TASK DETAILS:
Return the entries verbatim and drop every picture.

DATA:
########

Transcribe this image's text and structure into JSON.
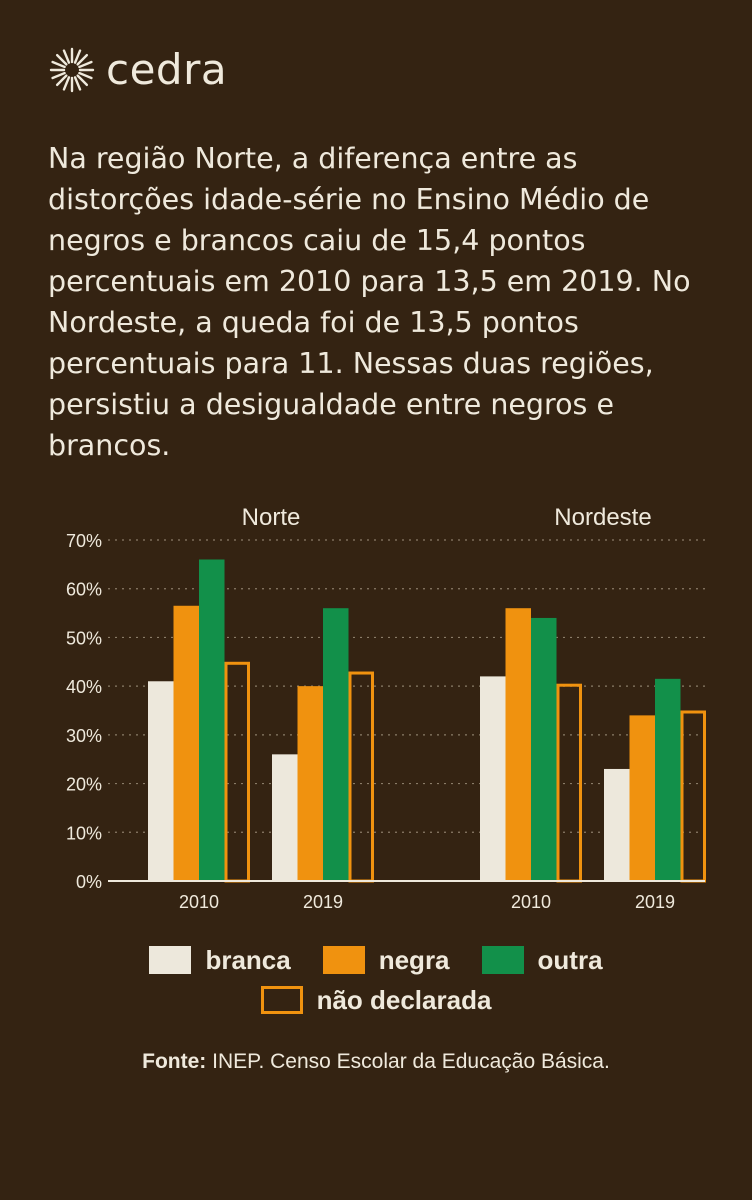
{
  "brand": {
    "name": "cedra",
    "logo_icon": "sun-burst-icon"
  },
  "intro": "Na região Norte, a diferença entre as distorções idade-série no Ensino Médio de negros e brancos caiu de 15,4 pontos percentuais em 2010 para 13,5 em 2019. No Nordeste, a queda foi de 13,5 pontos percentuais para 11. Nessas duas regiões, persistiu a desigualdade entre negros e brancos.",
  "chart_data": {
    "type": "bar",
    "groups": [
      {
        "name": "Norte",
        "categories": [
          "2010",
          "2019"
        ]
      },
      {
        "name": "Nordeste",
        "categories": [
          "2010",
          "2019"
        ]
      }
    ],
    "series": [
      {
        "name": "branca",
        "color": "#ede8dc",
        "style": "filled",
        "values": [
          [
            41,
            26
          ],
          [
            42,
            23
          ]
        ]
      },
      {
        "name": "negra",
        "color": "#f0920f",
        "style": "filled",
        "values": [
          [
            56.5,
            40
          ],
          [
            56,
            34
          ]
        ]
      },
      {
        "name": "outra",
        "color": "#12904a",
        "style": "filled",
        "values": [
          [
            66,
            56
          ],
          [
            54,
            41.5
          ]
        ]
      },
      {
        "name": "não declarada",
        "color": "#f0920f",
        "style": "outline",
        "values": [
          [
            45,
            43
          ],
          [
            40.5,
            35
          ]
        ]
      }
    ],
    "yticks": [
      "0%",
      "10%",
      "20%",
      "30%",
      "40%",
      "50%",
      "60%",
      "70%"
    ],
    "ylim": [
      0,
      70
    ],
    "grid": "horizontal-dotted",
    "legend": "bottom"
  },
  "legend": {
    "branca": "branca",
    "negra": "negra",
    "outra": "outra",
    "nao_declarada": "não declarada"
  },
  "source": {
    "label": "Fonte:",
    "text": "INEP. Censo Escolar da Educação Básica."
  },
  "colors": {
    "background": "#342312",
    "text": "#efe9dc",
    "grid": "#8a7c68"
  }
}
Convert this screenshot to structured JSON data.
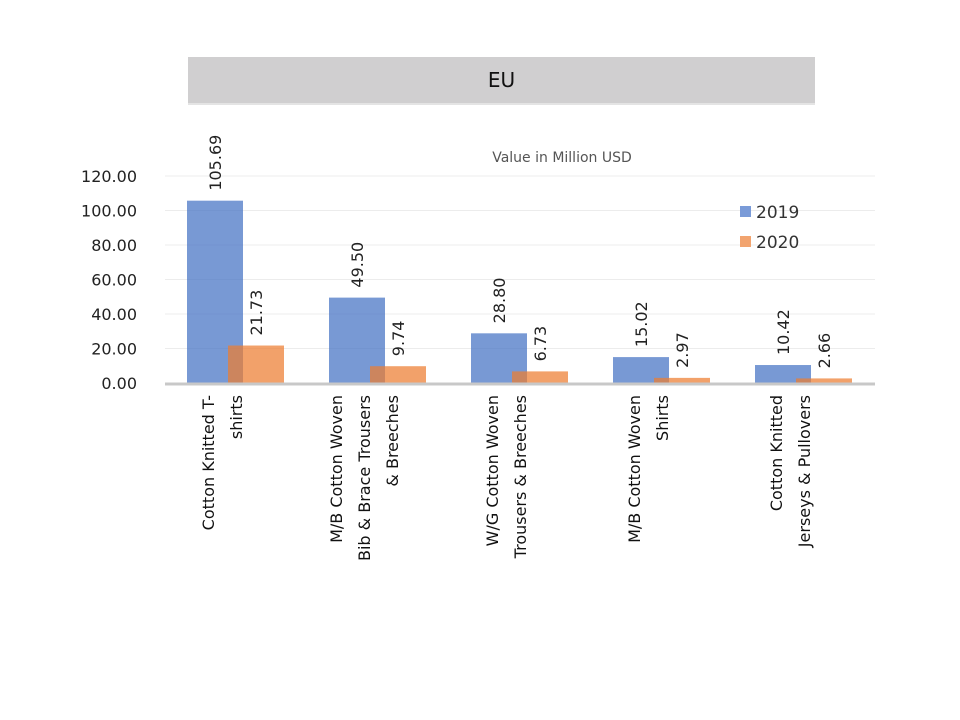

########

RESULT FOR THIS TASK:
Transcribe this image's text and structure into JSON.
{
  "brand": {
    "name": "cedra",
    "logo_icon": "sun-burst-icon"
  },
  "intro": "Na região Norte, a diferença entre as distorções idade-série no Ensino Médio de negros e brancos caiu de 15,4 pontos percentuais em 2010 para 13,5 em 2019. No Nordeste, a queda foi de 13,5 pontos percentuais para 11. Nessas duas regiões, persistiu a desigualdade entre negros e brancos.",
  "chart_data": {
    "type": "bar",
    "groups": [
      {
        "name": "Norte",
        "categories": [
          "2010",
          "2019"
        ]
      },
      {
        "name": "Nordeste",
        "categories": [
          "2010",
          "2019"
        ]
      }
    ],
    "series": [
      {
        "name": "branca",
        "color": "#ede8dc",
        "style": "filled",
        "values": [
          [
            41,
            26
          ],
          [
            42,
            23
          ]
        ]
      },
      {
        "name": "negra",
        "color": "#f0920f",
        "style": "filled",
        "values": [
          [
            56.5,
            40
          ],
          [
            56,
            34
          ]
        ]
      },
      {
        "name": "outra",
        "color": "#12904a",
        "style": "filled",
        "values": [
          [
            66,
            56
          ],
          [
            54,
            41.5
          ]
        ]
      },
      {
        "name": "não declarada",
        "color": "#f0920f",
        "style": "outline",
        "values": [
          [
            45,
            43
          ],
          [
            40.5,
            35
          ]
        ]
      }
    ],
    "yticks": [
      "0%",
      "10%",
      "20%",
      "30%",
      "40%",
      "50%",
      "60%",
      "70%"
    ],
    "ylim": [
      0,
      70
    ],
    "grid": "horizontal-dotted",
    "legend": "bottom"
  },
  "legend": {
    "branca": "branca",
    "negra": "negra",
    "outra": "outra",
    "nao_declarada": "não declarada"
  },
  "source": {
    "label": "Fonte:",
    "text": "INEP. Censo Escolar da Educação Básica."
  },
  "colors": {
    "background": "#342312",
    "text": "#efe9dc",
    "grid": "#8a7c68"
  }
}
Convert this screenshot to structured JSON data.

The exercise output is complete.